PROBLEM STATEMENT: Could you set down all of the data again, exactly as it stands?

DATA EXTRACTS:
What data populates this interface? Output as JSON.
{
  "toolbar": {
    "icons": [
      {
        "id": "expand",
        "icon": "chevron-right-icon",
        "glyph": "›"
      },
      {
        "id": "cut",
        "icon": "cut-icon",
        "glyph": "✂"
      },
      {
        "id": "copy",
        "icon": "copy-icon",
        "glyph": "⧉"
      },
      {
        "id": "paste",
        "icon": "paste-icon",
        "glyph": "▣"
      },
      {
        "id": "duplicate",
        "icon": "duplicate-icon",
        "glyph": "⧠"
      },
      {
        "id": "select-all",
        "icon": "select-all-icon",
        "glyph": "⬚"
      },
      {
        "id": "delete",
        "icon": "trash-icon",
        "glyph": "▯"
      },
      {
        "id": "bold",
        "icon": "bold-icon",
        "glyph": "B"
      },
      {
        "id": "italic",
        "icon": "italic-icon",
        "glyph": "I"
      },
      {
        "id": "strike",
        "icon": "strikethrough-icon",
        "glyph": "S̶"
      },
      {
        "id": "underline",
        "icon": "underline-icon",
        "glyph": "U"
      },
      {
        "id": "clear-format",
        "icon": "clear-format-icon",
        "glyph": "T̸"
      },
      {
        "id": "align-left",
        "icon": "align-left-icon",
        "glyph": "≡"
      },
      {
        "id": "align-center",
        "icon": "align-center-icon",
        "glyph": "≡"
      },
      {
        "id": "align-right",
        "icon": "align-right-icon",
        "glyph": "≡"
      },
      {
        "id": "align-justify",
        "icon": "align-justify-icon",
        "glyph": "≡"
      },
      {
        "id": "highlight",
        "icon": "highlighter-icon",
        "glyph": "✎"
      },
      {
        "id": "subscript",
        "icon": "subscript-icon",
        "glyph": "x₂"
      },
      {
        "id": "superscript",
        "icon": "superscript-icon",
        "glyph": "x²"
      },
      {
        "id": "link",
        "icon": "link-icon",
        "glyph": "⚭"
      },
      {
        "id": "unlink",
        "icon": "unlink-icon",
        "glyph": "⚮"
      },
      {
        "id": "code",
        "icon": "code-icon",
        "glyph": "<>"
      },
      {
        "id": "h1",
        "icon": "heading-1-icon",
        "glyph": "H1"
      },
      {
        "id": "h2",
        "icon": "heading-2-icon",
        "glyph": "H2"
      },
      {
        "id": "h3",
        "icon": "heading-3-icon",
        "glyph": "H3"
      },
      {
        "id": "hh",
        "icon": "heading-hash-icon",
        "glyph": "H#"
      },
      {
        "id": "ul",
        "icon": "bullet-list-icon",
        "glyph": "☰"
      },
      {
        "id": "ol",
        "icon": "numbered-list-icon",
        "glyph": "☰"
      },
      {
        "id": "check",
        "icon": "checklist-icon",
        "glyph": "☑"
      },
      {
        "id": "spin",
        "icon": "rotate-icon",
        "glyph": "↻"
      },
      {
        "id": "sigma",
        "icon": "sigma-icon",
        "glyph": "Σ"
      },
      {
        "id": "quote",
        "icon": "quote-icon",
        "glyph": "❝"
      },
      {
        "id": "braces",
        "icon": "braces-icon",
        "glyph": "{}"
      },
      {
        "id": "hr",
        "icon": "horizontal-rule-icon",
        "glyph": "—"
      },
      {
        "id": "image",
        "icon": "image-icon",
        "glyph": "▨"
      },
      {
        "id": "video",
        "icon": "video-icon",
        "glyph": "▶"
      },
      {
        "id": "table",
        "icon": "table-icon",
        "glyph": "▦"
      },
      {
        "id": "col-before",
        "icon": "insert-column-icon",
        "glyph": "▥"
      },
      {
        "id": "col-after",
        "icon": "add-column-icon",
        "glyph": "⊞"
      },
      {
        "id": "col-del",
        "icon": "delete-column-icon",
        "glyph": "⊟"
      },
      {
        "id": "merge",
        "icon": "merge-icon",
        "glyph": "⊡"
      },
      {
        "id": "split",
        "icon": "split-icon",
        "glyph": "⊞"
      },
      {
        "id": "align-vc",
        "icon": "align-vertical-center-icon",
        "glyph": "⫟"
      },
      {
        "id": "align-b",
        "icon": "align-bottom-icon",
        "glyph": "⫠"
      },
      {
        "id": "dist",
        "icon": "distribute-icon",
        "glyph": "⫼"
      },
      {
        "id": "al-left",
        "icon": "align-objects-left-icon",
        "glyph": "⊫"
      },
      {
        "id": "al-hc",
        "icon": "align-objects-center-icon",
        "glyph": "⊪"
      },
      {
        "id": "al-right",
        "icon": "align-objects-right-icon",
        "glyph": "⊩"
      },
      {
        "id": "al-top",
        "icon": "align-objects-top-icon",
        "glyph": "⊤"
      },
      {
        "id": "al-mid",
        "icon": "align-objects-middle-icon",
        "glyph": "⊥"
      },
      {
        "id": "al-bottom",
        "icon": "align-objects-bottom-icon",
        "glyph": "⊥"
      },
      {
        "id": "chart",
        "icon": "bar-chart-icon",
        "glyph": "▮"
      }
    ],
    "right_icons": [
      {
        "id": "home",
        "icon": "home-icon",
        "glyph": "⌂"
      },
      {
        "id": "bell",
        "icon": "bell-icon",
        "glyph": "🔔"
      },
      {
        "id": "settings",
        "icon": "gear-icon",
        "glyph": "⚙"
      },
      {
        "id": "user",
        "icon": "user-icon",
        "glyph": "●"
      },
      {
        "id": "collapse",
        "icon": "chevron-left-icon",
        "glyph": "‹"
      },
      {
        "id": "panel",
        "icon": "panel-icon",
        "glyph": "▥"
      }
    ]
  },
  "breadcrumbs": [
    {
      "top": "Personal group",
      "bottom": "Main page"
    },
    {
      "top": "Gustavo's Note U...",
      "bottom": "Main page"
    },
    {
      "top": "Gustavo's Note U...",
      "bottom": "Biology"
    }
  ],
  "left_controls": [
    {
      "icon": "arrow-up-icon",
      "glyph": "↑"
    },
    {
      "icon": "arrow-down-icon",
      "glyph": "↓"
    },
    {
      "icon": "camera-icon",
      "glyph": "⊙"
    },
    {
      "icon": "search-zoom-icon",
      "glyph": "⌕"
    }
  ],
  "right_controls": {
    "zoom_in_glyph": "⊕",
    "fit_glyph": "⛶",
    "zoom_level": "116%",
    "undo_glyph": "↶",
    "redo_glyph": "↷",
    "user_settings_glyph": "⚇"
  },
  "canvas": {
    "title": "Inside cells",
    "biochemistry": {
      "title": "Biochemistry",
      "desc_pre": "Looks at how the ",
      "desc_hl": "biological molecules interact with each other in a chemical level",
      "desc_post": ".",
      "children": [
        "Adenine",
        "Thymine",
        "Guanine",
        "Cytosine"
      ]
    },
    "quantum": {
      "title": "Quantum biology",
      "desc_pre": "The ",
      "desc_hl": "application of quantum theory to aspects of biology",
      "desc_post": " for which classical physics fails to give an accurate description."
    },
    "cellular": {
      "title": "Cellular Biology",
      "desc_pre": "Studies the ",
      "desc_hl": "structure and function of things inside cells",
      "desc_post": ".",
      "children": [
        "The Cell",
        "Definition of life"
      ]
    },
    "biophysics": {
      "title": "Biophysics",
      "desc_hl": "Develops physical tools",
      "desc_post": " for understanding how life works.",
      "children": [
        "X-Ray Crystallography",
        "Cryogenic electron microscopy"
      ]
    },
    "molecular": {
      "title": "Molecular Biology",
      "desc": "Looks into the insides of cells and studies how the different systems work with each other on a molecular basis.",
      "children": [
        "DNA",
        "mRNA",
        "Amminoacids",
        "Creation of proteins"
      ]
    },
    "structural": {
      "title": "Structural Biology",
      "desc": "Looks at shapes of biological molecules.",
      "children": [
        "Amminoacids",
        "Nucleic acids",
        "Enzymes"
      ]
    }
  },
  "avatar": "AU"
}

SOLUTION TO THIS EXERCISE:
What data populates this interface? Output as JSON.
{
  "toolbar": {
    "icons": [
      {
        "id": "expand",
        "icon": "chevron-right-icon",
        "glyph": "›"
      },
      {
        "id": "cut",
        "icon": "cut-icon",
        "glyph": "✂"
      },
      {
        "id": "copy",
        "icon": "copy-icon",
        "glyph": "⧉"
      },
      {
        "id": "paste",
        "icon": "paste-icon",
        "glyph": "▣"
      },
      {
        "id": "duplicate",
        "icon": "duplicate-icon",
        "glyph": "⧠"
      },
      {
        "id": "select-all",
        "icon": "select-all-icon",
        "glyph": "⬚"
      },
      {
        "id": "delete",
        "icon": "trash-icon",
        "glyph": "▯"
      },
      {
        "id": "bold",
        "icon": "bold-icon",
        "glyph": "B"
      },
      {
        "id": "italic",
        "icon": "italic-icon",
        "glyph": "I"
      },
      {
        "id": "strike",
        "icon": "strikethrough-icon",
        "glyph": "S̶"
      },
      {
        "id": "underline",
        "icon": "underline-icon",
        "glyph": "U"
      },
      {
        "id": "clear-format",
        "icon": "clear-format-icon",
        "glyph": "T̸"
      },
      {
        "id": "align-left",
        "icon": "align-left-icon",
        "glyph": "≡"
      },
      {
        "id": "align-center",
        "icon": "align-center-icon",
        "glyph": "≡"
      },
      {
        "id": "align-right",
        "icon": "align-right-icon",
        "glyph": "≡"
      },
      {
        "id": "align-justify",
        "icon": "align-justify-icon",
        "glyph": "≡"
      },
      {
        "id": "highlight",
        "icon": "highlighter-icon",
        "glyph": "✎"
      },
      {
        "id": "subscript",
        "icon": "subscript-icon",
        "glyph": "x₂"
      },
      {
        "id": "superscript",
        "icon": "superscript-icon",
        "glyph": "x²"
      },
      {
        "id": "link",
        "icon": "link-icon",
        "glyph": "⚭"
      },
      {
        "id": "unlink",
        "icon": "unlink-icon",
        "glyph": "⚮"
      },
      {
        "id": "code",
        "icon": "code-icon",
        "glyph": "<>"
      },
      {
        "id": "h1",
        "icon": "heading-1-icon",
        "glyph": "H1"
      },
      {
        "id": "h2",
        "icon": "heading-2-icon",
        "glyph": "H2"
      },
      {
        "id": "h3",
        "icon": "heading-3-icon",
        "glyph": "H3"
      },
      {
        "id": "hh",
        "icon": "heading-hash-icon",
        "glyph": "H#"
      },
      {
        "id": "ul",
        "icon": "bullet-list-icon",
        "glyph": "☰"
      },
      {
        "id": "ol",
        "icon": "numbered-list-icon",
        "glyph": "☰"
      },
      {
        "id": "check",
        "icon": "checklist-icon",
        "glyph": "☑"
      },
      {
        "id": "spin",
        "icon": "rotate-icon",
        "glyph": "↻"
      },
      {
        "id": "sigma",
        "icon": "sigma-icon",
        "glyph": "Σ"
      },
      {
        "id": "quote",
        "icon": "quote-icon",
        "glyph": "❝"
      },
      {
        "id": "braces",
        "icon": "braces-icon",
        "glyph": "{}"
      },
      {
        "id": "hr",
        "icon": "horizontal-rule-icon",
        "glyph": "—"
      },
      {
        "id": "image",
        "icon": "image-icon",
        "glyph": "▨"
      },
      {
        "id": "video",
        "icon": "video-icon",
        "glyph": "▶"
      },
      {
        "id": "table",
        "icon": "table-icon",
        "glyph": "▦"
      },
      {
        "id": "col-before",
        "icon": "insert-column-icon",
        "glyph": "▥"
      },
      {
        "id": "col-after",
        "icon": "add-column-icon",
        "glyph": "⊞"
      },
      {
        "id": "col-del",
        "icon": "delete-column-icon",
        "glyph": "⊟"
      },
      {
        "id": "merge",
        "icon": "merge-icon",
        "glyph": "⊡"
      },
      {
        "id": "split",
        "icon": "split-icon",
        "glyph": "⊞"
      },
      {
        "id": "align-vc",
        "icon": "align-vertical-center-icon",
        "glyph": "⫟"
      },
      {
        "id": "align-b",
        "icon": "align-bottom-icon",
        "glyph": "⫠"
      },
      {
        "id": "dist",
        "icon": "distribute-icon",
        "glyph": "⫼"
      },
      {
        "id": "al-left",
        "icon": "align-objects-left-icon",
        "glyph": "⊫"
      },
      {
        "id": "al-hc",
        "icon": "align-objects-center-icon",
        "glyph": "⊪"
      },
      {
        "id": "al-right",
        "icon": "align-objects-right-icon",
        "glyph": "⊩"
      },
      {
        "id": "al-top",
        "icon": "align-objects-top-icon",
        "glyph": "⊤"
      },
      {
        "id": "al-mid",
        "icon": "align-objects-middle-icon",
        "glyph": "⊥"
      },
      {
        "id": "al-bottom",
        "icon": "align-objects-bottom-icon",
        "glyph": "⊥"
      },
      {
        "id": "chart",
        "icon": "bar-chart-icon",
        "glyph": "▮"
      }
    ],
    "right_icons": [
      {
        "id": "home",
        "icon": "home-icon",
        "glyph": "⌂"
      },
      {
        "id": "bell",
        "icon": "bell-icon",
        "glyph": "🔔"
      },
      {
        "id": "settings",
        "icon": "gear-icon",
        "glyph": "⚙"
      },
      {
        "id": "user",
        "icon": "user-icon",
        "glyph": "●"
      },
      {
        "id": "collapse",
        "icon": "chevron-left-icon",
        "glyph": "‹"
      },
      {
        "id": "panel",
        "icon": "panel-icon",
        "glyph": "▥"
      }
    ]
  },
  "breadcrumbs": [
    {
      "top": "Personal group",
      "bottom": "Main page"
    },
    {
      "top": "Gustavo's Note U...",
      "bottom": "Main page"
    },
    {
      "top": "Gustavo's Note U...",
      "bottom": "Biology"
    }
  ],
  "left_controls": [
    {
      "icon": "arrow-up-icon",
      "glyph": "↑"
    },
    {
      "icon": "arrow-down-icon",
      "glyph": "↓"
    },
    {
      "icon": "camera-icon",
      "glyph": "⊙"
    },
    {
      "icon": "search-zoom-icon",
      "glyph": "⌕"
    }
  ],
  "right_controls": {
    "zoom_in_glyph": "⊕",
    "fit_glyph": "⛶",
    "zoom_level": "116%",
    "undo_glyph": "↶",
    "redo_glyph": "↷",
    "user_settings_glyph": "⚇"
  },
  "canvas": {
    "title": "Inside cells",
    "biochemistry": {
      "title": "Biochemistry",
      "desc_pre": "Looks at how the ",
      "desc_hl": "biological molecules interact with each other in a chemical level",
      "desc_post": ".",
      "children": [
        "Adenine",
        "Thymine",
        "Guanine",
        "Cytosine"
      ]
    },
    "quantum": {
      "title": "Quantum biology",
      "desc_pre": "The ",
      "desc_hl": "application of quantum theory to aspects of biology",
      "desc_post": " for which classical physics fails to give an accurate description."
    },
    "cellular": {
      "title": "Cellular Biology",
      "desc_pre": "Studies the ",
      "desc_hl": "structure and function of things inside cells",
      "desc_post": ".",
      "children": [
        "The Cell",
        "Definition of life"
      ]
    },
    "biophysics": {
      "title": "Biophysics",
      "desc_hl": "Develops physical tools",
      "desc_post": " for understanding how life works.",
      "children": [
        "X-Ray Crystallography",
        "Cryogenic electron microscopy"
      ]
    },
    "molecular": {
      "title": "Molecular Biology",
      "desc": "Looks into the insides of cells and studies how the different systems work with each other on a molecular basis.",
      "children": [
        "DNA",
        "mRNA",
        "Amminoacids",
        "Creation of proteins"
      ]
    },
    "structural": {
      "title": "Structural Biology",
      "desc": "Looks at shapes of biological molecules.",
      "children": [
        "Amminoacids",
        "Nucleic acids",
        "Enzymes"
      ]
    }
  },
  "avatar": "AU"
}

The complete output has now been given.